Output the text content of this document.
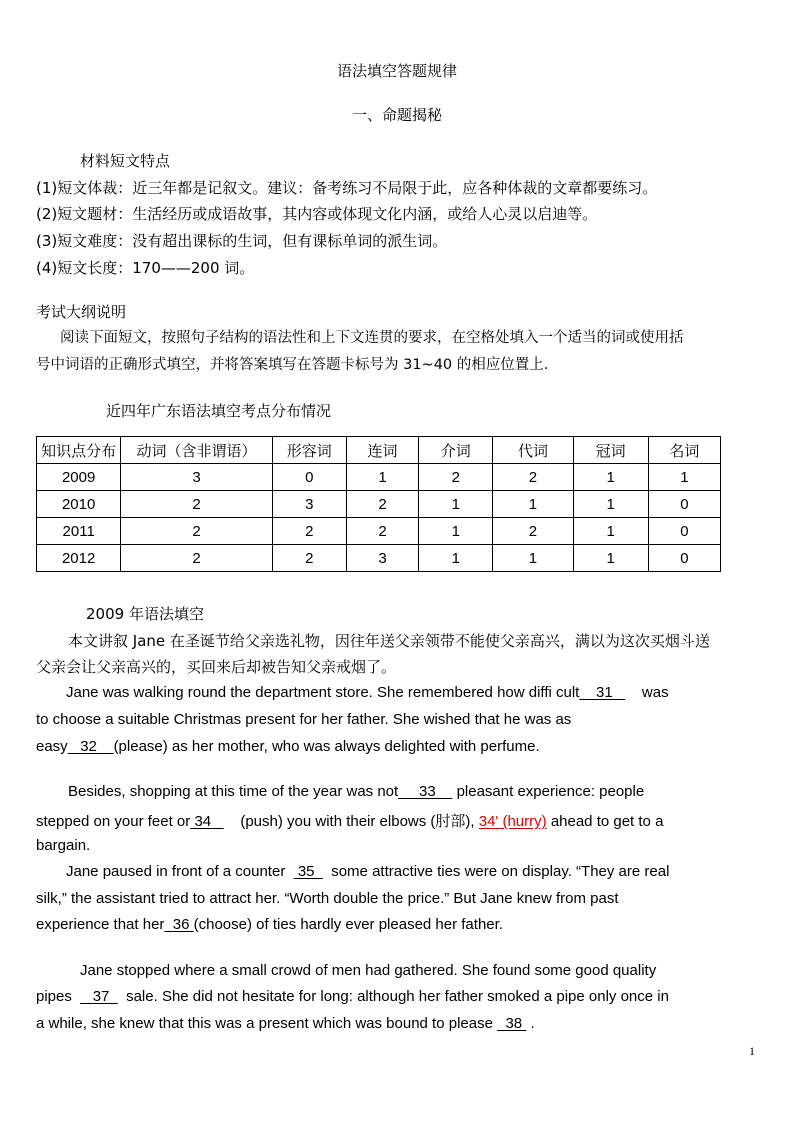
语法填空答题规律
一、命题揭秘
材料短文特点
(1)短文体裁：近三年都是记叙文。建议：备考练习不局限于此，应各种体裁的文章都要练习。
(2)短文题材：生活经历或成语故事，其内容或体现文化内涵，或给人心灵以启迪等。
(3)短文难度：没有超出课标的生词，但有课标单词的派生词。
(4)短文长度：170——200 词。
考试大纲说明
阅读下面短文，按照句子结构的语法性和上下文连贯的要求，在空格处填入一个适当的词或使用括
号中词语的正确形式填空，并将答案填写在答题卡标号为 31~40 的相应位置上.
近四年广东语法填空考点分布情况
知识点分布	动词（含非谓语）	形容词	连词	介词	代词	冠词	名词
2009	3	0	1	2	2	1	1
2010	2	3	2	1	1	1	0
2011	2	2	2	1	2	1	0
2012	2	2	3	1	1	1	0
2009 年语法填空
本文讲叙 Jane 在圣诞节给父亲选礼物，因往年送父亲领带不能使父亲高兴，满以为这次买烟斗送
父亲会让父亲高兴的，买回来后却被告知父亲戒烟了。
Jane was walking round the department store. She remembered how diffi cult 31 was
to choose a suitable Christmas present for her father. She wished that he was as
easy 32 (please) as her mother, who was always delighted with perfume.
Besides, shopping at this time of the year was not 33 pleasant experience: people
stepped on your feet or 34 (push) you with their elbows (肘部), 34' (hurry) ahead to get to a
bargain.
Jane paused in front of a counter 35 some attractive ties were on display. “They are real
silk,” the assistant tried to attract her. “Worth double the price.” But Jane knew from past
experience that her 36 (choose) of ties hardly ever pleased her father.
Jane stopped where a small crowd of men had gathered. She found some good quality
pipes 37 sale. She did not hesitate for long: although her father smoked a pipe only once in
a while, she knew that this was a present which was bound to please 38 .
1
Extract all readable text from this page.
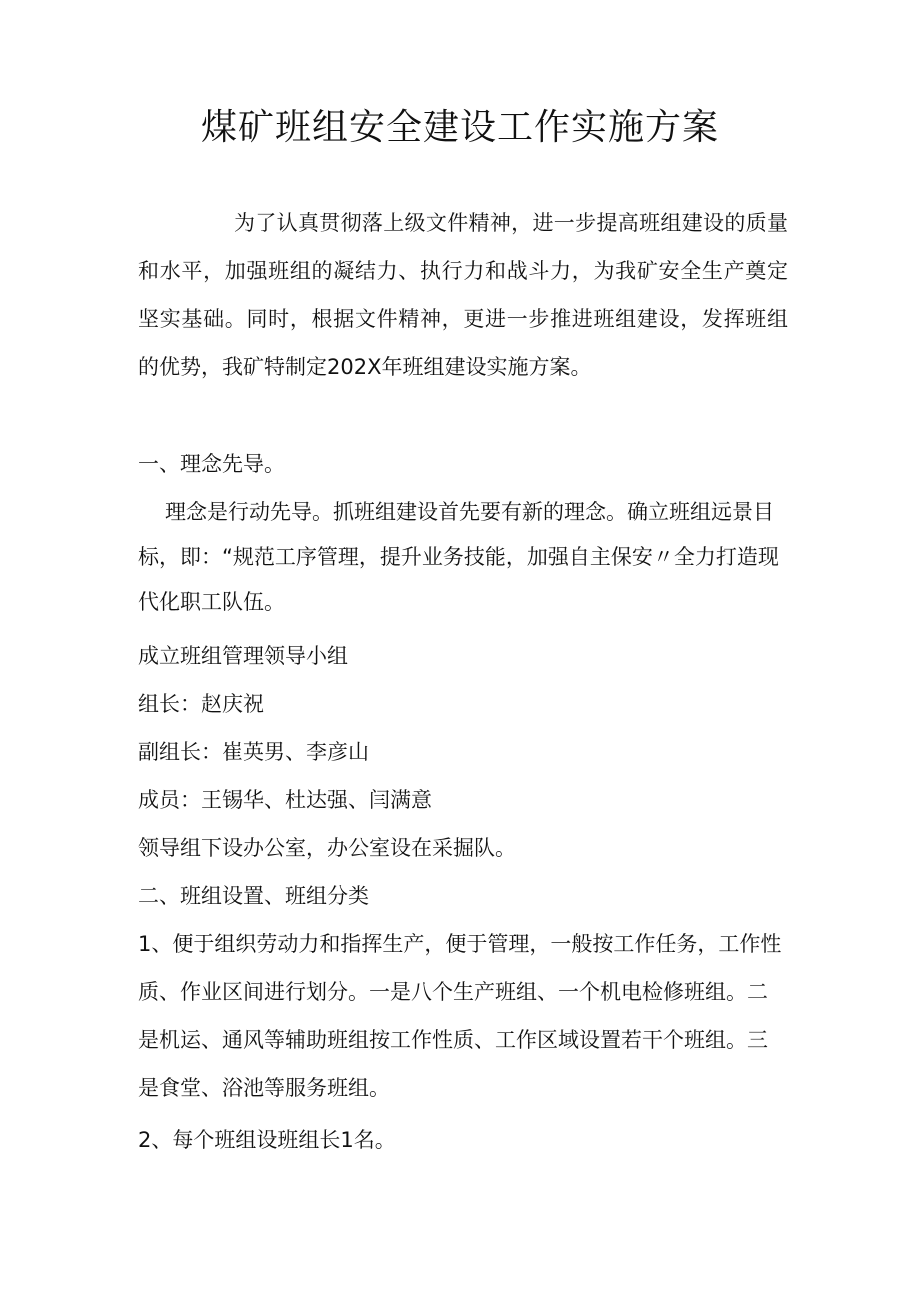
煤矿班组安全建设工作实施方案

为了认真贯彻落上级文件精神，进一步提高班组建设的质量和水平，加强班组的凝结力、执行力和战斗力，为我矿安全生产奠定坚实基础。同时，根据文件精神，更进一步推进班组建设，发挥班组的优势，我矿特制定202X年班组建设实施方案。

一、理念先导。

理念是行动先导。抓班组建设首先要有新的理念。确立班组远景目标，即：“规范工序管理，提升业务技能，加强自主保安〃全力打造现代化职工队伍。

成立班组管理领导小组

组长：赵庆祝

副组长：崔英男、李彦山

成员：王锡华、杜达强、闫满意

领导组下设办公室，办公室设在采掘队。

二、班组设置、班组分类

1、便于组织劳动力和指挥生产，便于管理，一般按工作任务，工作性质、作业区间进行划分。一是八个生产班组、一个机电检修班组。二是机运、通风等辅助班组按工作性质、工作区域设置若干个班组。三是食堂、浴池等服务班组。

2、每个班组设班组长1名。
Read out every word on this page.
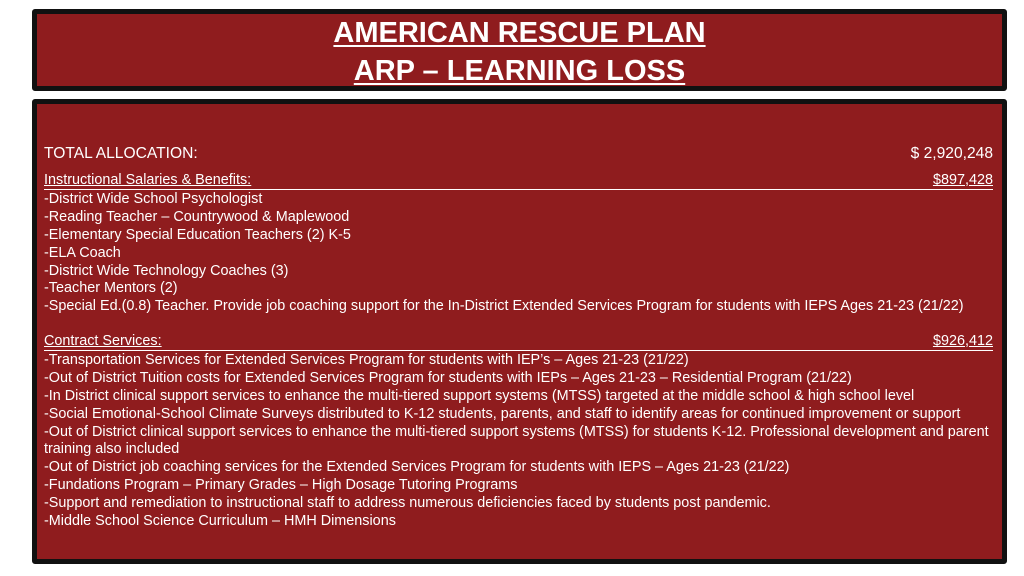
AMERICAN RESCUE PLAN
ARP – LEARNING LOSS
TOTAL ALLOCATION:	$ 2,920,248
Instructional Salaries & Benefits:	$897,428
-District Wide School Psychologist
-Reading Teacher – Countrywood & Maplewood
-Elementary Special Education Teachers (2) K-5
-ELA Coach
-District Wide Technology Coaches (3)
-Teacher Mentors (2)
-Special Ed.(0.8) Teacher. Provide job coaching support for the In-District Extended Services Program for students with IEPS Ages 21-23 (21/22)
Contract Services:	$926,412
-Transportation Services for Extended Services Program for students with IEP’s – Ages 21-23 (21/22)
-Out of District Tuition costs for Extended Services Program for students with IEPs – Ages 21-23 – Residential Program (21/22)
-In District clinical support services to enhance the multi-tiered support systems (MTSS) targeted at the middle school & high school level
-Social Emotional-School Climate Surveys distributed to K-12 students, parents, and staff to identify areas for continued improvement or support
-Out of District clinical support services to enhance the multi-tiered support systems (MTSS) for students K-12. Professional development and parent training also included
-Out of District job coaching services for the Extended Services Program for students with IEPS – Ages 21-23 (21/22)
-Fundations Program – Primary Grades – High Dosage Tutoring Programs
-Support and remediation to instructional staff to address numerous deficiencies faced by students post pandemic.
-Middle School Science Curriculum – HMH Dimensions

## What the exercise asks:
Copy each line of the listing that contains the string "experience".

## Exercise result:
Besides, shopping at this time of the year was not 33 pleasant experience: people
experience that her 36 (choose) of ties hardly ever pleased her father.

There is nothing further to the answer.